§ Data for this task:
============================================================
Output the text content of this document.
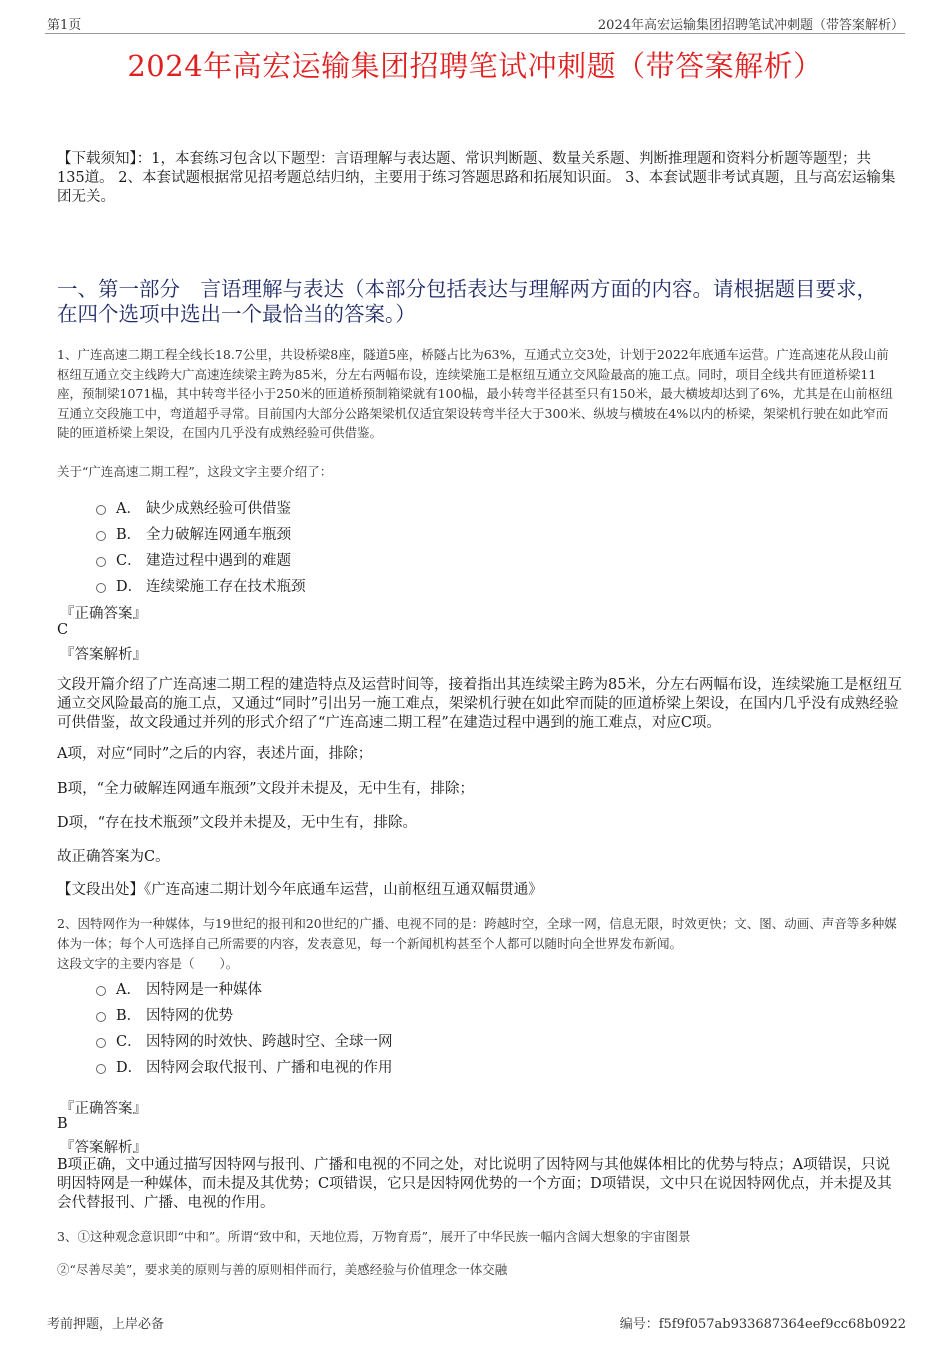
第1页	2024年高宏运输集团招聘笔试冲刺题（带答案解析）
2024年高宏运输集团招聘笔试冲刺题（带答案解析）
【下载须知】：1，本套练习包含以下题型：言语理解与表达题、常识判断题、数量关系题、判断推理题和资料分析题等题型；共135道。 2、本套试题根据常见招考题总结归纳，主要用于练习答题思路和拓展知识面。 3、本套试题非考试真题，且与高宏运输集团无关。
一、第一部分　言语理解与表达（本部分包括表达与理解两方面的内容。请根据题目要求，在四个选项中选出一个最恰当的答案。）
1、广连高速二期工程全线长18.7公里，共设桥梁8座，隧道5座，桥隧占比为63%，互通式立交3处，计划于2022年底通车运营。广连高速花从段山前枢纽互通立交主线跨大广高速连续梁主跨为85米，分左右两幅布设，连续梁施工是枢纽互通立交风险最高的施工点。同时，项目全线共有匝道桥梁11座，预制梁1071榀，其中转弯半径小于250米的匝道桥预制箱梁就有100榀，最小转弯半径甚至只有150米，最大横坡却达到了6%，尤其是在山前枢纽互通立交段施工中，弯道超乎寻常。目前国内大部分公路架梁机仅适宜架设转弯半径大于300米、纵坡与横坡在4%以内的桥梁，架梁机行驶在如此窄而陡的匝道桥梁上架设，在国内几乎没有成熟经验可供借鉴。
关于“广连高速二期工程”，这段文字主要介绍了：
A． 缺少成熟经验可供借鉴
B． 全力破解连网通车瓶颈
C． 建造过程中遇到的难题
D． 连续梁施工存在技术瓶颈
『正确答案』
C
『答案解析』
文段开篇介绍了广连高速二期工程的建造特点及运营时间等，接着指出其连续梁主跨为85米，分左右两幅布设，连续梁施工是枢纽互通立交风险最高的施工点，又通过“同时”引出另一施工难点，架梁机行驶在如此窄而陡的匝道桥梁上架设，在国内几乎没有成熟经验可供借鉴，故文段通过并列的形式介绍了“广连高速二期工程”在建造过程中遇到的施工难点，对应C项。
A项，对应“同时”之后的内容，表述片面，排除；
B项，“全力破解连网通车瓶颈”文段并未提及，无中生有，排除；
D项，“存在技术瓶颈”文段并未提及，无中生有，排除。
故正确答案为C。
【文段出处】《广连高速二期计划今年底通车运营，山前枢纽互通双幅贯通》
2、因特网作为一种媒体，与19世纪的报刊和20世纪的广播、电视不同的是：跨越时空，全球一网，信息无限，时效更快；文、图、动画、声音等多种媒体为一体；每个人可选择自己所需要的内容，发表意见，每一个新闻机构甚至个人都可以随时向全世界发布新闻。
这段文字的主要内容是（　　）。
A． 因特网是一种媒体
B． 因特网的优势
C． 因特网的时效快、跨越时空、全球一网
D． 因特网会取代报刊、广播和电视的作用
『正确答案』
B
『答案解析』
B项正确，文中通过描写因特网与报刊、广播和电视的不同之处，对比说明了因特网与其他媒体相比的优势与特点；A项错误，只说明因特网是一种媒体，而未提及其优势；C项错误，它只是因特网优势的一个方面；D项错误，文中只在说因特网优点，并未提及其会代替报刊、广播、电视的作用。
3、①这种观念意识即“中和”。所谓“致中和，天地位焉，万物育焉”，展开了中华民族一幅内含阔大想象的宇宙图景
②“尽善尽美”，要求美的原则与善的原则相伴而行，美感经验与价值理念一体交融
考前押题，上岸必备	编号：f5f9f057ab933687364eef9cc68b0922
============================================================
§ Description of the task: Go through the material above and count the lines that contain "架梁机行驶在如此窄而陡的匝道桥梁上架设"; give that number alone.

§ Solution: 2